● Instruction
Show every line in the entries below where the word "Diferencia" appears.

※

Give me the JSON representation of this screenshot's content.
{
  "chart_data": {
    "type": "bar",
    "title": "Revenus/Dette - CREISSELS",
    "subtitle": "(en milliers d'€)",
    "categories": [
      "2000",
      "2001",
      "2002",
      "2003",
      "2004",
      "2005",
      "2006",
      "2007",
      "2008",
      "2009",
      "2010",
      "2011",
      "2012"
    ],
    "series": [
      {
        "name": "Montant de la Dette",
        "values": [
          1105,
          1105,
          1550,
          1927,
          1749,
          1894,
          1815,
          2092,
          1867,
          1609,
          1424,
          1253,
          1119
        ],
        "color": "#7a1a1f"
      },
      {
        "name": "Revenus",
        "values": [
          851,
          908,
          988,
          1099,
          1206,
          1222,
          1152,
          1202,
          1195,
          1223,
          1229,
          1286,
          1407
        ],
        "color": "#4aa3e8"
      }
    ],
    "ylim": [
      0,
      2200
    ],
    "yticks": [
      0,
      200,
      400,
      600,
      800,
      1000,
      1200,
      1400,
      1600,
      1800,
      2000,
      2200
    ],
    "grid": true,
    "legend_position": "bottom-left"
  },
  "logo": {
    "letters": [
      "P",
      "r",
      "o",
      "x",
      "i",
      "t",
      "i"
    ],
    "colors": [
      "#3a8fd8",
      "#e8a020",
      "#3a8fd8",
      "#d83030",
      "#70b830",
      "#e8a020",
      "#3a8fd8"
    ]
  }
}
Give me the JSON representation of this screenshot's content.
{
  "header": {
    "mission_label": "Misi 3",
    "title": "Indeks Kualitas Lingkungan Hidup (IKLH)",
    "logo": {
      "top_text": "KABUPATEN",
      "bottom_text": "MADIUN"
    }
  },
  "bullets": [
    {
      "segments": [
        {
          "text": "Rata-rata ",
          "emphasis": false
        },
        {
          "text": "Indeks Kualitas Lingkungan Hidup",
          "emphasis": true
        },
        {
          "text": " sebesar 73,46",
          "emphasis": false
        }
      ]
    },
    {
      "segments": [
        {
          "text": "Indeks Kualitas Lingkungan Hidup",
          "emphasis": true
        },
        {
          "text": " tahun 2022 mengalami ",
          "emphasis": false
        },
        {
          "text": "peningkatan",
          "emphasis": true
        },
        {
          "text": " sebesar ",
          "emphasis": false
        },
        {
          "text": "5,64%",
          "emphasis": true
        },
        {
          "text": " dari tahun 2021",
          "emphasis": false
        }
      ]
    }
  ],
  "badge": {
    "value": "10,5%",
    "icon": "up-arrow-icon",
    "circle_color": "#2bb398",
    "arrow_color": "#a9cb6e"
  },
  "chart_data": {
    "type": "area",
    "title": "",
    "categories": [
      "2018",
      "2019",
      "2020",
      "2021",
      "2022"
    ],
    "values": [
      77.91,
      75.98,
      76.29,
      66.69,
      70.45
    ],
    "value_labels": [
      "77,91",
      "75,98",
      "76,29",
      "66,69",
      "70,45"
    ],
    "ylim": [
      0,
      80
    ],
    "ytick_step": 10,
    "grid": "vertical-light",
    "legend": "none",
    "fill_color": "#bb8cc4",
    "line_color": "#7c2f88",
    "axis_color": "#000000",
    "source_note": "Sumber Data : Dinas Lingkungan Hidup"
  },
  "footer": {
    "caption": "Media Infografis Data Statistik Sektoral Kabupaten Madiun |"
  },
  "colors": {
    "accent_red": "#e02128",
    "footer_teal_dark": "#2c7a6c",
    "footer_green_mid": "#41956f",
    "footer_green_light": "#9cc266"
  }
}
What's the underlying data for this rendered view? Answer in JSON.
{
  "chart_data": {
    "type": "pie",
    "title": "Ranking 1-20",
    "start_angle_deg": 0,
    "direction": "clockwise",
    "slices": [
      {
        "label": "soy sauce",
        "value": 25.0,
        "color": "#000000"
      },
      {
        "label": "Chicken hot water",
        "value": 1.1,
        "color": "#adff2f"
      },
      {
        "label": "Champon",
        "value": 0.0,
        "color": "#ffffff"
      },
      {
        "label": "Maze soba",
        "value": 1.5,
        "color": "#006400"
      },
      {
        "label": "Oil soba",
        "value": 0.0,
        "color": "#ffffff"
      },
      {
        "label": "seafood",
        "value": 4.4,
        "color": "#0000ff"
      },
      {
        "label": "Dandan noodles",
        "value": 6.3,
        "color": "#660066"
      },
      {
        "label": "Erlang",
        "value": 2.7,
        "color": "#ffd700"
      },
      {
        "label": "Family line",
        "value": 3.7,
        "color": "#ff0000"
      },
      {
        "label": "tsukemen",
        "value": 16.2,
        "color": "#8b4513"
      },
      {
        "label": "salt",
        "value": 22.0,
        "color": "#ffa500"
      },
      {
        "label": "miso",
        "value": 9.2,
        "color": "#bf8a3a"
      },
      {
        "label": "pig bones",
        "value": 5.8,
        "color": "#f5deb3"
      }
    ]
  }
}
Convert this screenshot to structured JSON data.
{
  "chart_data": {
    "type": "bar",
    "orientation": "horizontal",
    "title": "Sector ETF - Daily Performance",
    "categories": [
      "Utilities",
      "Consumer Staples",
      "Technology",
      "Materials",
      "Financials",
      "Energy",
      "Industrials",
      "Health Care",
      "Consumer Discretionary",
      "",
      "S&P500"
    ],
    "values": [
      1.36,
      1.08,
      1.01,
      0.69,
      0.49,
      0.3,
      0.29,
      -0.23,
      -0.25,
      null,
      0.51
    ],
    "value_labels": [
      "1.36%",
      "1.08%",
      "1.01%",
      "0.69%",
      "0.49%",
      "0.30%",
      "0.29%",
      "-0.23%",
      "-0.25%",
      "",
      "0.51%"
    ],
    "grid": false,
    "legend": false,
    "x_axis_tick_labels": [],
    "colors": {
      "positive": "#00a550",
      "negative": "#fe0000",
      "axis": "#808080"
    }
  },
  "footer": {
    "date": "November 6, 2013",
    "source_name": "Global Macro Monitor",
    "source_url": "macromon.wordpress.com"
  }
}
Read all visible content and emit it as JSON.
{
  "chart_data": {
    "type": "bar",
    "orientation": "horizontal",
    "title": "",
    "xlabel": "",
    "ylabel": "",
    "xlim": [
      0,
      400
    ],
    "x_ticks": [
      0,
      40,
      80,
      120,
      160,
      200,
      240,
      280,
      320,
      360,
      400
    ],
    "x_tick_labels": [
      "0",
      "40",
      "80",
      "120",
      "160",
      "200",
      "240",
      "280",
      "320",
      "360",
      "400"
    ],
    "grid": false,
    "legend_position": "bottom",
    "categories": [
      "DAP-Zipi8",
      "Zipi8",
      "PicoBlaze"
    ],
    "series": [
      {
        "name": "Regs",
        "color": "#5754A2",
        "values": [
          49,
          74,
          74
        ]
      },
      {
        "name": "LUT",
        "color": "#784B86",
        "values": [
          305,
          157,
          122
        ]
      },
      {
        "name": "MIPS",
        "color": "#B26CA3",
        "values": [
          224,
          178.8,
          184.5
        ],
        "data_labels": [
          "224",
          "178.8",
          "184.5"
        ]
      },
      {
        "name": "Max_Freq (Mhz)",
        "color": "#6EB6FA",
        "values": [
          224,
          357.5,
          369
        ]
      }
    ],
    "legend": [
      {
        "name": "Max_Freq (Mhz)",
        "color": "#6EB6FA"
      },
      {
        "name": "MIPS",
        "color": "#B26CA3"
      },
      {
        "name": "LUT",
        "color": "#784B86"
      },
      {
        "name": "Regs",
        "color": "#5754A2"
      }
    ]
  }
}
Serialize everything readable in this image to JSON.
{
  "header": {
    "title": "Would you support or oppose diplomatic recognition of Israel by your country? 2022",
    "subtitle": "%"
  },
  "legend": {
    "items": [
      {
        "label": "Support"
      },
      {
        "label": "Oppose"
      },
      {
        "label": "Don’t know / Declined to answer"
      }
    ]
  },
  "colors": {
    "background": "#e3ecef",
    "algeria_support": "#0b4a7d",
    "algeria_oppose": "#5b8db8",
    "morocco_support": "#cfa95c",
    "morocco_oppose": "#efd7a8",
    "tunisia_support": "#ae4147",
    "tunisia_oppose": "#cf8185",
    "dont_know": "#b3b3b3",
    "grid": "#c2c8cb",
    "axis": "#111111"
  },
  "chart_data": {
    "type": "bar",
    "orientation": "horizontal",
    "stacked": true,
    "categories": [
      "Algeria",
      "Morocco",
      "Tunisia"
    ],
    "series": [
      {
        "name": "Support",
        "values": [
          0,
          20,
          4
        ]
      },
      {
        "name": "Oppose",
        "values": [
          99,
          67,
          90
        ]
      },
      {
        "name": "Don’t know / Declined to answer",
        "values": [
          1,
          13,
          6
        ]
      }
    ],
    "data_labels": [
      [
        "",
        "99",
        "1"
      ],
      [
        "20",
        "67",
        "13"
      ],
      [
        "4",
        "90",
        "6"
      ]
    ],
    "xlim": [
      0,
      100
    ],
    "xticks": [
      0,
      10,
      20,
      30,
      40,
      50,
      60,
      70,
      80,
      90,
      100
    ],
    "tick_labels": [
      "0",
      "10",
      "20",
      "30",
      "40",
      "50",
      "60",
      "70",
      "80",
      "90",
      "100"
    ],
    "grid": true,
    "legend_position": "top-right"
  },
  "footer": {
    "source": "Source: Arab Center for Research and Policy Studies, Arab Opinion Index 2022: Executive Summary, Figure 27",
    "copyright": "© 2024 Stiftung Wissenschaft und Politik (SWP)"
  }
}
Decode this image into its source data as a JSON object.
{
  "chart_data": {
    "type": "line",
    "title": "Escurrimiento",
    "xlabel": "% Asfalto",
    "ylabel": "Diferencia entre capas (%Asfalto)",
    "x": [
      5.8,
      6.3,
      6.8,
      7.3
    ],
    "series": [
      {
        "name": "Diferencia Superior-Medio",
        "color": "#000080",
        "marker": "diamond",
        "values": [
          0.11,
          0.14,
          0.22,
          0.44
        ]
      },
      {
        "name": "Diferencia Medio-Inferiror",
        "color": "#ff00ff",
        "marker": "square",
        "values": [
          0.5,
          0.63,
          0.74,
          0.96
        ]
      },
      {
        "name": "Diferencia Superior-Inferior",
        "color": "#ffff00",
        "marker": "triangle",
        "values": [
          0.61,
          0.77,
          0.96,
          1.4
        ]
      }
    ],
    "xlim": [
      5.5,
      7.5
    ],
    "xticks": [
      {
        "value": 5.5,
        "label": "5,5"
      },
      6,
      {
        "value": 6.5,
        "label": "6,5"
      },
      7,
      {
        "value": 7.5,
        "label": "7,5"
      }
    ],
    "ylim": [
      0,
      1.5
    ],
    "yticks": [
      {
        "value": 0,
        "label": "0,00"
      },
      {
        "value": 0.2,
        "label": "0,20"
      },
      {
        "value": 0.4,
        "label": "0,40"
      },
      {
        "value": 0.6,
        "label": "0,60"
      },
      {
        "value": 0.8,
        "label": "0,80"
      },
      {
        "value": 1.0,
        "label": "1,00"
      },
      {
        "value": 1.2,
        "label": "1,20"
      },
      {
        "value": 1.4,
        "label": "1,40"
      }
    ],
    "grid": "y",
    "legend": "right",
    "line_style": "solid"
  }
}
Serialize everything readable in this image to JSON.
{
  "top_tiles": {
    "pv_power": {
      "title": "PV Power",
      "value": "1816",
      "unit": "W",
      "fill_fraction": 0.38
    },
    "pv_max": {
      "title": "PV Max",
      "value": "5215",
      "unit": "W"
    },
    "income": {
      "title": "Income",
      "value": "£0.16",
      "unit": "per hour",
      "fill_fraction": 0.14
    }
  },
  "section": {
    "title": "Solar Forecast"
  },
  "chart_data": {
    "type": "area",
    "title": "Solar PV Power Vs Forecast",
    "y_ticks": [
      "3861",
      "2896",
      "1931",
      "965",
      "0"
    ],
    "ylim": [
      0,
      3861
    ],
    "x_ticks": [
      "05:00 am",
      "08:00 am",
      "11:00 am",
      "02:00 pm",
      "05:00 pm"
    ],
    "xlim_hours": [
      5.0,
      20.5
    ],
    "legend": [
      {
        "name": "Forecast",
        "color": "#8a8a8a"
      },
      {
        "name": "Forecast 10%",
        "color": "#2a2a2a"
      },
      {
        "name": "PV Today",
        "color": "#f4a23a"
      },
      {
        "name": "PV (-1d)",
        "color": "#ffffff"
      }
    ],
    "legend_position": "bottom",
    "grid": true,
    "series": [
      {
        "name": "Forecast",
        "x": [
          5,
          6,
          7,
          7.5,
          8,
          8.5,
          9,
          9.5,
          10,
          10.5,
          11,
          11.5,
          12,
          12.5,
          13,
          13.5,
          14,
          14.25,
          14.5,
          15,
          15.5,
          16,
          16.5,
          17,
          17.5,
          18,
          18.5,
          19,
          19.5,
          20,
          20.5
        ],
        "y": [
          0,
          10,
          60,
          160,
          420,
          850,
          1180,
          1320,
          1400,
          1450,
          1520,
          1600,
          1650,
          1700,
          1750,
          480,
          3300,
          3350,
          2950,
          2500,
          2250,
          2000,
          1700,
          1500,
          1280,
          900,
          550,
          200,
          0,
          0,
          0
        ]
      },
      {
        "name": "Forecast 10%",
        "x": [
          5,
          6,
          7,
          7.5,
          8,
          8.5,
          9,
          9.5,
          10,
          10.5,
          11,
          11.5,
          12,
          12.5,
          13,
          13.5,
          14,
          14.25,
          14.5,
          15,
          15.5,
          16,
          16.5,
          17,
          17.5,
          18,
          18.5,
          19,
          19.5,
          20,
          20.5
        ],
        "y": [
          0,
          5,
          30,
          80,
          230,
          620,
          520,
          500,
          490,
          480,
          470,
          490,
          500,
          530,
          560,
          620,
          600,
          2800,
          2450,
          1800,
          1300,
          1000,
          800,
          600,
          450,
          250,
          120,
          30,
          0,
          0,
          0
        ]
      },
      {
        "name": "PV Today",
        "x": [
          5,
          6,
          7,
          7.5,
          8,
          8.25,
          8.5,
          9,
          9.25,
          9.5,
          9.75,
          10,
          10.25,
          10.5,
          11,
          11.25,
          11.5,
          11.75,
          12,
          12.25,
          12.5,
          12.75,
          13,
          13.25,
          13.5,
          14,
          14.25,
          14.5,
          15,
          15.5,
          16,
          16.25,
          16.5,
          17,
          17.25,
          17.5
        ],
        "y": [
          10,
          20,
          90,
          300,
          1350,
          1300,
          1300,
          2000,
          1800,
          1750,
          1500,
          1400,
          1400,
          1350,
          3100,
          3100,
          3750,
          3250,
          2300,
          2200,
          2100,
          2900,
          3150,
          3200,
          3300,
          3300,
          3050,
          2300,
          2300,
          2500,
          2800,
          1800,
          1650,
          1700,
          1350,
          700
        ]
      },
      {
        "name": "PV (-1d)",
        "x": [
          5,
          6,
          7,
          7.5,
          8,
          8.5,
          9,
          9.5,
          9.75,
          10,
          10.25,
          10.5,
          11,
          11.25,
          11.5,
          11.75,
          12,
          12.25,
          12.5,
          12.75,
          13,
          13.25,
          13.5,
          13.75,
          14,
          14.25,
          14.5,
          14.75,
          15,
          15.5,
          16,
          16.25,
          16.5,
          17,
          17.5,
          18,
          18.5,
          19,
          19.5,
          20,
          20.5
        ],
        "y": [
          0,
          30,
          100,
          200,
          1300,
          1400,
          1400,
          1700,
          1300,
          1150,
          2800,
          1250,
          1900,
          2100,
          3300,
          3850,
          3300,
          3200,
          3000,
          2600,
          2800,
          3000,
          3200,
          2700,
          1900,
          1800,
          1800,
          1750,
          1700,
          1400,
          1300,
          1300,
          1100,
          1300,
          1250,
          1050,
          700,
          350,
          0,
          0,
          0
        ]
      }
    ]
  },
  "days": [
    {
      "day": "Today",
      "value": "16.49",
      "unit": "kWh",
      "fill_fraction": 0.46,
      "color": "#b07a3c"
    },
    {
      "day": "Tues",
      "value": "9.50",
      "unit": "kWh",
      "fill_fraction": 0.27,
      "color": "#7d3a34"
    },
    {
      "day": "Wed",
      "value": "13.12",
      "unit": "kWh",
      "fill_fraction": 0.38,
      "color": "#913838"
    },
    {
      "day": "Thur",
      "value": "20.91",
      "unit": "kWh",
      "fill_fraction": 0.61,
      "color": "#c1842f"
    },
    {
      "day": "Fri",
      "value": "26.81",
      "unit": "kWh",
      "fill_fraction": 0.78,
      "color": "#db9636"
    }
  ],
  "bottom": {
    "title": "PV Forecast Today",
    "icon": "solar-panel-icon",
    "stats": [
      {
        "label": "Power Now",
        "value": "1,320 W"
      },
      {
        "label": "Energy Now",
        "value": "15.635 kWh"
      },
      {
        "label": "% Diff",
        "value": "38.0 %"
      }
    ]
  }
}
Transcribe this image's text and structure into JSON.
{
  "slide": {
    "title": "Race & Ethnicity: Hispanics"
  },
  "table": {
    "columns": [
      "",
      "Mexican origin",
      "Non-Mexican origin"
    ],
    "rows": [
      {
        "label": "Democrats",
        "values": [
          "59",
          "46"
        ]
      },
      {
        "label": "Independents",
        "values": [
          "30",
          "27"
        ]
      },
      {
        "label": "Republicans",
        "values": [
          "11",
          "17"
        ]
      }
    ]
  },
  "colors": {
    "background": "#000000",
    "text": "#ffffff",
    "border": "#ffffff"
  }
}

※

● Output for this exercise
    "ylabel": "Diferencia entre capas (%Asfalto)",
        "name": "Diferencia Superior-Medio",
        "name": "Diferencia Medio-Inferiror",
        "name": "Diferencia Superior-Inferior",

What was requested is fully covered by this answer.